:: Record list ::

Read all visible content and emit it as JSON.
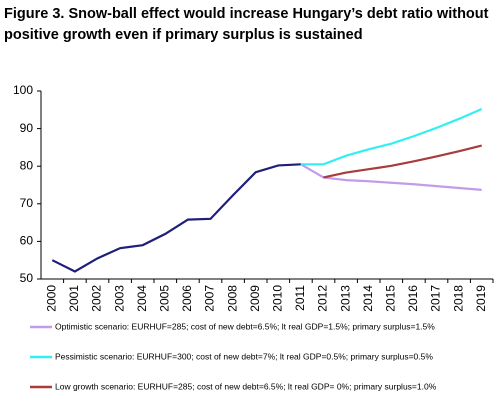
{
  "chart_data": {
    "type": "line",
    "title": [
      "Figure 3. Snow-ball effect would increase Hungary’s debt ratio without",
      "positive growth even if primary surplus is sustained"
    ],
    "categories": [
      "2000",
      "2001",
      "2002",
      "2003",
      "2004",
      "2005",
      "2006",
      "2007",
      "2008",
      "2009",
      "2010",
      "2011",
      "2012",
      "2013",
      "2014",
      "2015",
      "2016",
      "2017",
      "2018",
      "2019"
    ],
    "series": [
      {
        "color": "#1f1f7a",
        "values": [
          55,
          52,
          55.5,
          58.2,
          59,
          62,
          65.8,
          66,
          72.3,
          78.4,
          80.2,
          80.5,
          null,
          null,
          null,
          null,
          null,
          null,
          null,
          null
        ]
      },
      {
        "name": "Optimistic scenario: EURHUF=285; cost of new debt=6.5%; lt real GDP=1.5%; primary surplus=1.5%",
        "color": "#c49be8",
        "values": [
          null,
          null,
          null,
          null,
          null,
          null,
          null,
          null,
          null,
          null,
          null,
          80.5,
          77,
          76.3,
          76,
          75.6,
          75.2,
          74.7,
          74.2,
          73.7
        ]
      },
      {
        "name": "Pessimistic scenario: EURHUF=300; cost of new debt=7%; lt real GDP=0.5%; primary surplus=0.5%",
        "color": "#33f0f0",
        "values": [
          null,
          null,
          null,
          null,
          null,
          null,
          null,
          null,
          null,
          null,
          null,
          80.5,
          80.5,
          82.8,
          84.5,
          86,
          88,
          90.2,
          92.6,
          95.2
        ]
      },
      {
        "name": "Low growth scenario: EURHUF=285; cost of new debt=6.5%; lt real GDP= 0%; primary surplus=1.0%",
        "color": "#a83c3c",
        "values": [
          null,
          null,
          null,
          null,
          null,
          null,
          null,
          null,
          null,
          null,
          null,
          null,
          77,
          78.3,
          79.2,
          80.1,
          81.3,
          82.6,
          84,
          85.5
        ]
      }
    ],
    "ylim": [
      50,
      100
    ],
    "yticks": [
      50,
      60,
      70,
      80,
      90,
      100
    ],
    "grid": false
  }
}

:::

- **The request**:
Return all of the entries word for word, but omit the pictures.

- **Completed exercise**:
Read all visible content and emit it as JSON.
{
  "chart_data": {
    "type": "line",
    "title": [
      "Figure 3. Snow-ball effect would increase Hungary’s debt ratio without",
      "positive growth even if primary surplus is sustained"
    ],
    "categories": [
      "2000",
      "2001",
      "2002",
      "2003",
      "2004",
      "2005",
      "2006",
      "2007",
      "2008",
      "2009",
      "2010",
      "2011",
      "2012",
      "2013",
      "2014",
      "2015",
      "2016",
      "2017",
      "2018",
      "2019"
    ],
    "series": [
      {
        "color": "#1f1f7a",
        "values": [
          55,
          52,
          55.5,
          58.2,
          59,
          62,
          65.8,
          66,
          72.3,
          78.4,
          80.2,
          80.5,
          null,
          null,
          null,
          null,
          null,
          null,
          null,
          null
        ]
      },
      {
        "name": "Optimistic scenario: EURHUF=285; cost of new debt=6.5%; lt real GDP=1.5%; primary surplus=1.5%",
        "color": "#c49be8",
        "values": [
          null,
          null,
          null,
          null,
          null,
          null,
          null,
          null,
          null,
          null,
          null,
          80.5,
          77,
          76.3,
          76,
          75.6,
          75.2,
          74.7,
          74.2,
          73.7
        ]
      },
      {
        "name": "Pessimistic scenario: EURHUF=300; cost of new debt=7%; lt real GDP=0.5%; primary surplus=0.5%",
        "color": "#33f0f0",
        "values": [
          null,
          null,
          null,
          null,
          null,
          null,
          null,
          null,
          null,
          null,
          null,
          80.5,
          80.5,
          82.8,
          84.5,
          86,
          88,
          90.2,
          92.6,
          95.2
        ]
      },
      {
        "name": "Low growth scenario: EURHUF=285; cost of new debt=6.5%; lt real GDP= 0%; primary surplus=1.0%",
        "color": "#a83c3c",
        "values": [
          null,
          null,
          null,
          null,
          null,
          null,
          null,
          null,
          null,
          null,
          null,
          null,
          77,
          78.3,
          79.2,
          80.1,
          81.3,
          82.6,
          84,
          85.5
        ]
      }
    ],
    "ylim": [
      50,
      100
    ],
    "yticks": [
      50,
      60,
      70,
      80,
      90,
      100
    ],
    "grid": false
  }
}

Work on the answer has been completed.